*TASK DETAILS*. Quote the records that follow in full and exactly; leave out the pictures.

*DATA PROVIDED*.
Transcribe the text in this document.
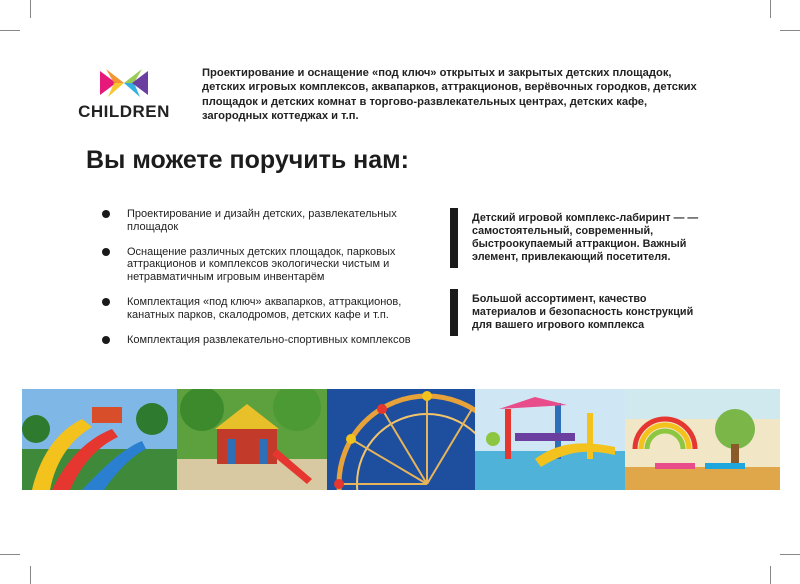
CHILDREN
Проектирование и оснащение «под ключ» открытых и закрытых детских площадок, детских игровых комплексов, аквапарков, аттракционов, верёвочных городков, детских площадок и детских комнат в торгово-развлекательных центрах, детских кафе, загородных коттеджах и т.п.
Вы можете поручить нам:
Проектирование и дизайн детских, развлекательных площадок
Оснащение различных детских площадок, парковых аттракционов и комплексов экологически чистым и нетравматичным игровым инвентарём
Комплектация «под ключ» аквапарков, аттракционов, канатных парков, скалодромов, детских кафе и т.п.
Комплектация развлекательно-спортивных комплексов
Детский игровой комплекс-лабиринт — — самостоятельный, современный, быстроокупаемый аттракцион. Важный элемент, привлекающий посетителя.
Большой ассортимент, качество материалов и безопасность конструкций для вашего игрового комплекса
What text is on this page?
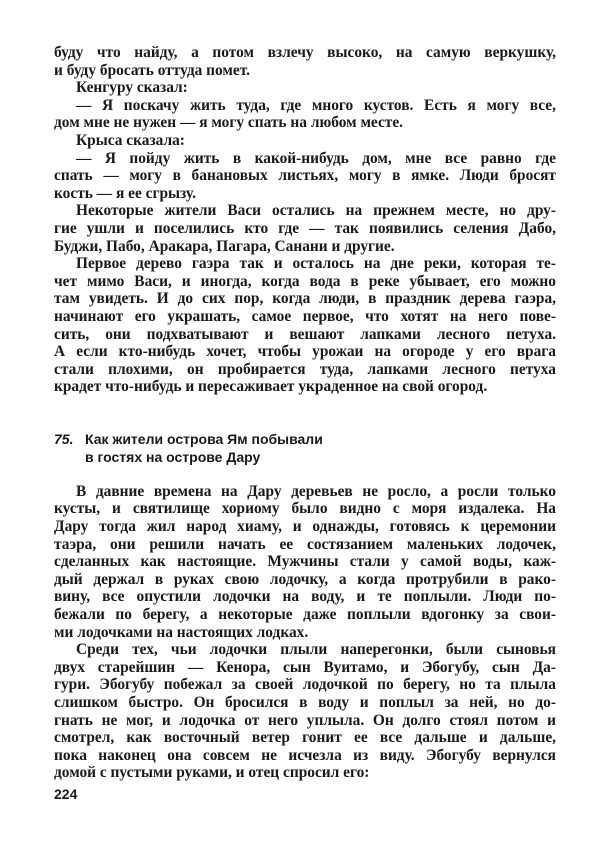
буду что найду, а потом взлечу высоко, на самую веркушку,
и буду бросать оттуда помет.
Кенгуру сказал:
— Я поскачу жить туда, где много кустов. Есть я могу все,
дом мне не нужен — я могу спать на любом месте.
Крыса сказала:
— Я пойду жить в какой-нибудь дом, мне все равно где
спать — могу в банановых листьях, могу в ямке. Люди бросят
кость — я ее сгрызу.
Некоторые жители Васи остались на прежнем месте, но дру-
гие ушли и поселились кто где — так появились селения Дабо,
Буджи, Пабо, Аракара, Пагара, Санани и другие.
Первое дерево гаэра так и осталось на дне реки, которая те-
чет мимо Васи, и иногда, когда вода в реке убывает, его можно
там увидеть. И до сих пор, когда люди, в праздник дерева гаэра,
начинают его украшать, самое первое, что хотят на него пове-
сить, они подхватывают и вешают лапками лесного петуха.
А если кто-нибудь хочет, чтобы урожаи на огороде у его врага
стали плохими, он пробирается туда, лапками лесного петуха
крадет что-нибудь и пересаживает украденное на свой огород.
75. Как жители острова Ям побывали
в гостях на острове Дару
В давние времена на Дару деревьев не росло, а росли только
кусты, и святилище хориому было видно с моря издалека. На
Дару тогда жил народ хиаму, и однажды, готовясь к церемонии
таэра, они решили начать ее состязанием маленьких лодочек,
сделанных как настоящие. Мужчины стали у самой воды, каж-
дый держал в руках свою лодочку, а когда протрубили в рако-
вину, все опустили лодочки на воду, и те поплыли. Люди по-
бежали по берегу, а некоторые даже поплыли вдогонку за свои-
ми лодочками на настоящих лодках.
Среди тех, чьи лодочки плыли наперегонки, были сыновья
двух старейшин — Кенора, сын Вуитамо, и Эбогубу, сын Да-
гури. Эбогубу побежал за своей лодочкой по берегу, но та плыла
слишком быстро. Он бросился в воду и поплыл за ней, но до-
гнать не мог, и лодочка от него уплыла. Он долго стоял потом и
смотрел, как восточный ветер гонит ее все дальше и дальше,
пока наконец она совсем не исчезла из виду. Эбогубу вернулся
домой с пустыми руками, и отец спросил его:
224
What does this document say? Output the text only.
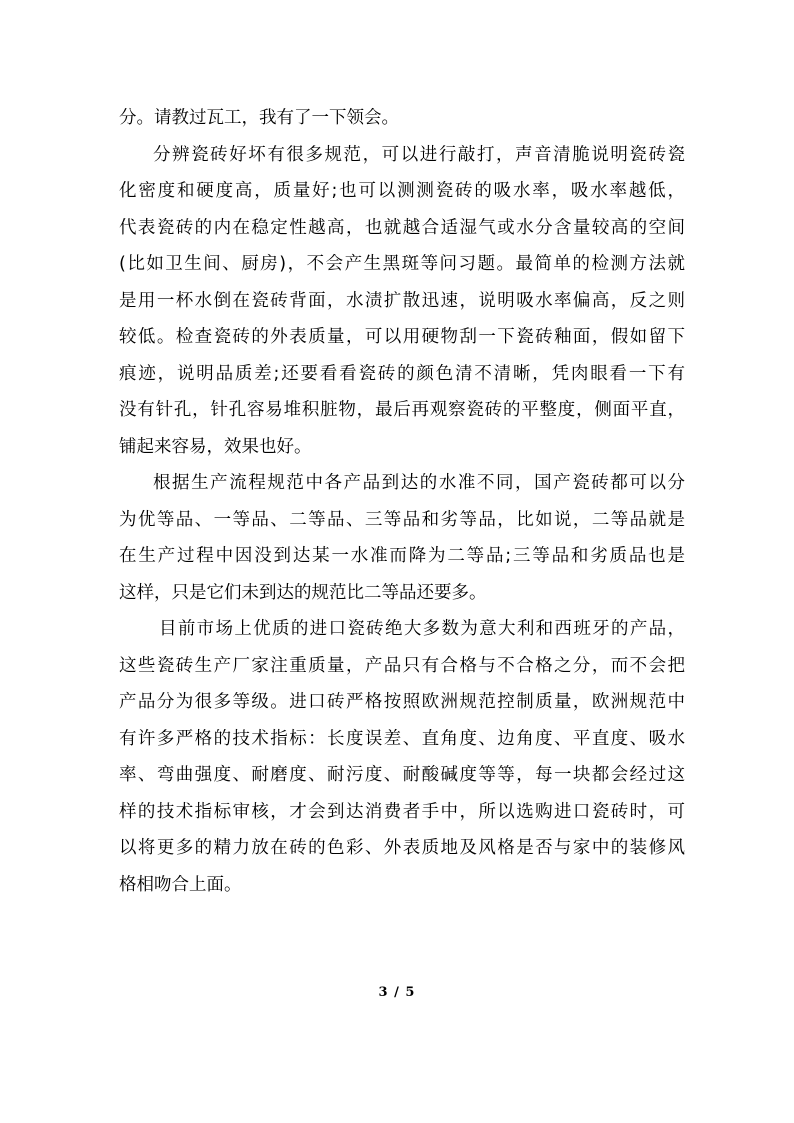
分。请教过瓦工，我有了一下领会。
分辨瓷砖好坏有很多规范，可以进行敲打，声音清脆说明瓷砖瓷
化密度和硬度高，质量好;也可以测测瓷砖的吸水率，吸水率越低，
代表瓷砖的内在稳定性越高，也就越合适湿气或水分含量较高的空间
(比如卫生间、厨房)，不会产生黑斑等问习题。最简单的检测方法就
是用一杯水倒在瓷砖背面，水渍扩散迅速，说明吸水率偏高，反之则
较低。检查瓷砖的外表质量，可以用硬物刮一下瓷砖釉面，假如留下
痕迹，说明品质差;还要看看瓷砖的颜色清不清晰，凭肉眼看一下有
没有针孔，针孔容易堆积脏物，最后再观察瓷砖的平整度，侧面平直，
铺起来容易，效果也好。
根据生产流程规范中各产品到达的水准不同，国产瓷砖都可以分
为优等品、一等品、二等品、三等品和劣等品，比如说，二等品就是
在生产过程中因没到达某一水准而降为二等品;三等品和劣质品也是
这样，只是它们未到达的规范比二等品还要多。
目前市场上优质的进口瓷砖绝大多数为意大利和西班牙的产品，
这些瓷砖生产厂家注重质量，产品只有合格与不合格之分，而不会把
产品分为很多等级。进口砖严格按照欧洲规范控制质量，欧洲规范中
有许多严格的技术指标：长度误差、直角度、边角度、平直度、吸水
率、弯曲强度、耐磨度、耐污度、耐酸碱度等等，每一块都会经过这
样的技术指标审核，才会到达消费者手中，所以选购进口瓷砖时，可
以将更多的精力放在砖的色彩、外表质地及风格是否与家中的装修风
格相吻合上面。
3 / 5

*TASK RESULT*.
Transcribe the text in this document.
CHILDREN
Проектирование и оснащение «под ключ» открытых и закрытых детских площадок, детских игровых комплексов, аквапарков, аттракционов, верёвочных городков, детских площадок и детских комнат в торгово-развлекательных центрах, детских кафе, загородных коттеджах и т.п.
Вы можете поручить нам:
Проектирование и дизайн детских, развлекательных площадок
Оснащение различных детских площадок, парковых аттракционов и комплексов экологически чистым и нетравматичным игровым инвентарём
Комплектация «под ключ» аквапарков, аттракционов, канатных парков, скалодромов, детских кафе и т.п.
Комплектация развлекательно-спортивных комплексов
Детский игровой комплекс-лабиринт — — самостоятельный, современный, быстроокупаемый аттракцион. Важный элемент, привлекающий посетителя.
Большой ассортимент, качество материалов и безопасность конструкций для вашего игрового комплекса
What text is on this page?
буду что найду, а потом взлечу высоко, на самую веркушку,
и буду бросать оттуда помет.
Кенгуру сказал:
— Я поскачу жить туда, где много кустов. Есть я могу все,
дом мне не нужен — я могу спать на любом месте.
Крыса сказала:
— Я пойду жить в какой-нибудь дом, мне все равно где
спать — могу в банановых листьях, могу в ямке. Люди бросят
кость — я ее сгрызу.
Некоторые жители Васи остались на прежнем месте, но дру-
гие ушли и поселились кто где — так появились селения Дабо,
Буджи, Пабо, Аракара, Пагара, Санани и другие.
Первое дерево гаэра так и осталось на дне реки, которая те-
чет мимо Васи, и иногда, когда вода в реке убывает, его можно
там увидеть. И до сих пор, когда люди, в праздник дерева гаэра,
начинают его украшать, самое первое, что хотят на него пове-
сить, они подхватывают и вешают лапками лесного петуха.
А если кто-нибудь хочет, чтобы урожаи на огороде у его врага
стали плохими, он пробирается туда, лапками лесного петуха
крадет что-нибудь и пересаживает украденное на свой огород.
75. Как жители острова Ям побывали
в гостях на острове Дару
В давние времена на Дару деревьев не росло, а росли только
кусты, и святилище хориому было видно с моря издалека. На
Дару тогда жил народ хиаму, и однажды, готовясь к церемонии
таэра, они решили начать ее состязанием маленьких лодочек,
сделанных как настоящие. Мужчины стали у самой воды, каж-
дый держал в руках свою лодочку, а когда протрубили в рако-
вину, все опустили лодочки на воду, и те поплыли. Люди по-
бежали по берегу, а некоторые даже поплыли вдогонку за свои-
ми лодочками на настоящих лодках.
Среди тех, чьи лодочки плыли наперегонки, были сыновья
двух старейшин — Кенора, сын Вуитамо, и Эбогубу, сын Да-
гури. Эбогубу побежал за своей лодочкой по берегу, но та плыла
слишком быстро. Он бросился в воду и поплыл за ней, но до-
гнать не мог, и лодочка от него уплыла. Он долго стоял потом и
смотрел, как восточный ветер гонит ее все дальше и дальше,
пока наконец она совсем не исчезла из виду. Эбогубу вернулся
домой с пустыми руками, и отец спросил его:
224
What does this document say? Output the text only.
分。请教过瓦工，我有了一下领会。
分辨瓷砖好坏有很多规范，可以进行敲打，声音清脆说明瓷砖瓷
化密度和硬度高，质量好;也可以测测瓷砖的吸水率，吸水率越低，
代表瓷砖的内在稳定性越高，也就越合适湿气或水分含量较高的空间
(比如卫生间、厨房)，不会产生黑斑等问习题。最简单的检测方法就
是用一杯水倒在瓷砖背面，水渍扩散迅速，说明吸水率偏高，反之则
较低。检查瓷砖的外表质量，可以用硬物刮一下瓷砖釉面，假如留下
痕迹，说明品质差;还要看看瓷砖的颜色清不清晰，凭肉眼看一下有
没有针孔，针孔容易堆积脏物，最后再观察瓷砖的平整度，侧面平直，
铺起来容易，效果也好。
根据生产流程规范中各产品到达的水准不同，国产瓷砖都可以分
为优等品、一等品、二等品、三等品和劣等品，比如说，二等品就是
在生产过程中因没到达某一水准而降为二等品;三等品和劣质品也是
这样，只是它们未到达的规范比二等品还要多。
目前市场上优质的进口瓷砖绝大多数为意大利和西班牙的产品，
这些瓷砖生产厂家注重质量，产品只有合格与不合格之分，而不会把
产品分为很多等级。进口砖严格按照欧洲规范控制质量，欧洲规范中
有许多严格的技术指标：长度误差、直角度、边角度、平直度、吸水
率、弯曲强度、耐磨度、耐污度、耐酸碱度等等，每一块都会经过这
样的技术指标审核，才会到达消费者手中，所以选购进口瓷砖时，可
以将更多的精力放在砖的色彩、外表质地及风格是否与家中的装修风
格相吻合上面。
3 / 5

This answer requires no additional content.